### GIVEN INFORMATION

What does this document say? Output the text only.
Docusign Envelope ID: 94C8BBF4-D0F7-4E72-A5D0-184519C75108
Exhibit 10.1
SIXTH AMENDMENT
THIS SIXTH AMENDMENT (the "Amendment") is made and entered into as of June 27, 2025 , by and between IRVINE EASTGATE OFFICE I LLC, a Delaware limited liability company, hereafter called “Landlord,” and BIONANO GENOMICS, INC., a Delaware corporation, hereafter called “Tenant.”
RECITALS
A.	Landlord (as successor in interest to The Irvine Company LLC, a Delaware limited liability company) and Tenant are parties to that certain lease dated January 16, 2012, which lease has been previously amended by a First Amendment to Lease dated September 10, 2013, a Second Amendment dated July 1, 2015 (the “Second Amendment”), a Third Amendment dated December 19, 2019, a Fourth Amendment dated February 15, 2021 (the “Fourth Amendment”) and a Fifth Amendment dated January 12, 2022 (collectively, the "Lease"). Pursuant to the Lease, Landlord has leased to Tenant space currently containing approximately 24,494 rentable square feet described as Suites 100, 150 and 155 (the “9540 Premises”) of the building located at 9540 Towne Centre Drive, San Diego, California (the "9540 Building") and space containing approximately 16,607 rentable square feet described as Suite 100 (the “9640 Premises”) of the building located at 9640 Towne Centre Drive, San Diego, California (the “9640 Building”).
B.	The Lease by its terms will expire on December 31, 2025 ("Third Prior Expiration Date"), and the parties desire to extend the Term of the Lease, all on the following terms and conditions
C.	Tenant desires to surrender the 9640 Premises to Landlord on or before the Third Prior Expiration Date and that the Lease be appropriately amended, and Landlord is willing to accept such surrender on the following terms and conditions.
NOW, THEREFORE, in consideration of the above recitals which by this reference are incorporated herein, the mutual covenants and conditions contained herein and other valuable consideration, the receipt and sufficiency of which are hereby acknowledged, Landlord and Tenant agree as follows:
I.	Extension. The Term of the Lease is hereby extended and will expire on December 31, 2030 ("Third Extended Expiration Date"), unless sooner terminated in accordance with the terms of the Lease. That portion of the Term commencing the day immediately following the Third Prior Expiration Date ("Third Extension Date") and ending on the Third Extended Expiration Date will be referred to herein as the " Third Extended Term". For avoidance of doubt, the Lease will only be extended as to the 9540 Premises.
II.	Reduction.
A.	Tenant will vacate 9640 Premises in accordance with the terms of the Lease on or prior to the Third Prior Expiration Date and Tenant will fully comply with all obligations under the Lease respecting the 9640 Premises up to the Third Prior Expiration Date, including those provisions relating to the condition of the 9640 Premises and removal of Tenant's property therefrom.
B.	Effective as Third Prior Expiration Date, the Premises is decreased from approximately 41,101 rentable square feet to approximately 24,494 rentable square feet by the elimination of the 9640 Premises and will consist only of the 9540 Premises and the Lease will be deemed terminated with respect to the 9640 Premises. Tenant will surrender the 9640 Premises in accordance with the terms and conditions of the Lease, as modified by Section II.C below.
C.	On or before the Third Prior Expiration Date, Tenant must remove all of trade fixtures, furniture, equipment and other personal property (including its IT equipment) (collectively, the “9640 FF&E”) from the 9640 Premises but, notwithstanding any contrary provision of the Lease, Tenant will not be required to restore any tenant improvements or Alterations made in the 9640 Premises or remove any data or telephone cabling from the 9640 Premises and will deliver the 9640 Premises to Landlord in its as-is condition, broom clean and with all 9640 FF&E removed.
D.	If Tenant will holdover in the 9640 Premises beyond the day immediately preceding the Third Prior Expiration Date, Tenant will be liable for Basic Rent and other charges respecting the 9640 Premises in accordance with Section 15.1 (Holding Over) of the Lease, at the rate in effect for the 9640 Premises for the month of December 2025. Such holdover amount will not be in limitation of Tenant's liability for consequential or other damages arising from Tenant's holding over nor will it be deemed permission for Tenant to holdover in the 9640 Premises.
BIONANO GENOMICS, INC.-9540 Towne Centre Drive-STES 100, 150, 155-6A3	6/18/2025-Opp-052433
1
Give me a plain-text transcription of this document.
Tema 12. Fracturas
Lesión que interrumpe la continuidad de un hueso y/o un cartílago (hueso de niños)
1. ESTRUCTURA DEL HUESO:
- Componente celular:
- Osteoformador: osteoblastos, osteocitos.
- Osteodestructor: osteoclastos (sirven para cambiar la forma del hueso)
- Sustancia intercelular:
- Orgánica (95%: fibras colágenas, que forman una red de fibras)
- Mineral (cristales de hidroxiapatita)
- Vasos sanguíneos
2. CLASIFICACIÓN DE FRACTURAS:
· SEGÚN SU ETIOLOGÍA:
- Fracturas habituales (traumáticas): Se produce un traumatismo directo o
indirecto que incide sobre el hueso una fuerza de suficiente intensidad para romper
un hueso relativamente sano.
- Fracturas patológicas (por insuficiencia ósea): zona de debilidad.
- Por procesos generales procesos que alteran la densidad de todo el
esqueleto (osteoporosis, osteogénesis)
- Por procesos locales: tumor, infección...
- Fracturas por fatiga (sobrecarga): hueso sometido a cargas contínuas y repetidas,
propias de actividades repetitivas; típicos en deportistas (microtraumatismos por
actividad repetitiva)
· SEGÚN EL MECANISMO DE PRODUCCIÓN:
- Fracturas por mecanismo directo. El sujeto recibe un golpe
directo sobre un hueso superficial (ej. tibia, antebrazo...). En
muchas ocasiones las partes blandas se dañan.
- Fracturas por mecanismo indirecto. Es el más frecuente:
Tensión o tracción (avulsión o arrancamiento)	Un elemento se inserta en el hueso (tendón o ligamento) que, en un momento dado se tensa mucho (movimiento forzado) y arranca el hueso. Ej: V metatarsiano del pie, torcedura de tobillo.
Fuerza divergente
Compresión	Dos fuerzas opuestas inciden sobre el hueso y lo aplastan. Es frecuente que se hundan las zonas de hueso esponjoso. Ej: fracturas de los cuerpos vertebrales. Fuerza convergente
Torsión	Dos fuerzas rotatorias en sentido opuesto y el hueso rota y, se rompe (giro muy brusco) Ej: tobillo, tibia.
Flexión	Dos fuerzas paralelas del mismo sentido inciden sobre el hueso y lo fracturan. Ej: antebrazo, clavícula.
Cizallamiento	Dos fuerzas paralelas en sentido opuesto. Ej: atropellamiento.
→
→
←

######

Every line that holds the word "tibia" should be copied from the records.

> ANSWER TO THIS TASK
directo sobre un hueso superficial (ej. tibia, antebrazo...). En
Torsión	Dos fuerzas rotatorias en sentido opuesto y el hueso rota y, se rompe (giro muy brusco) Ej: tobillo, tibia.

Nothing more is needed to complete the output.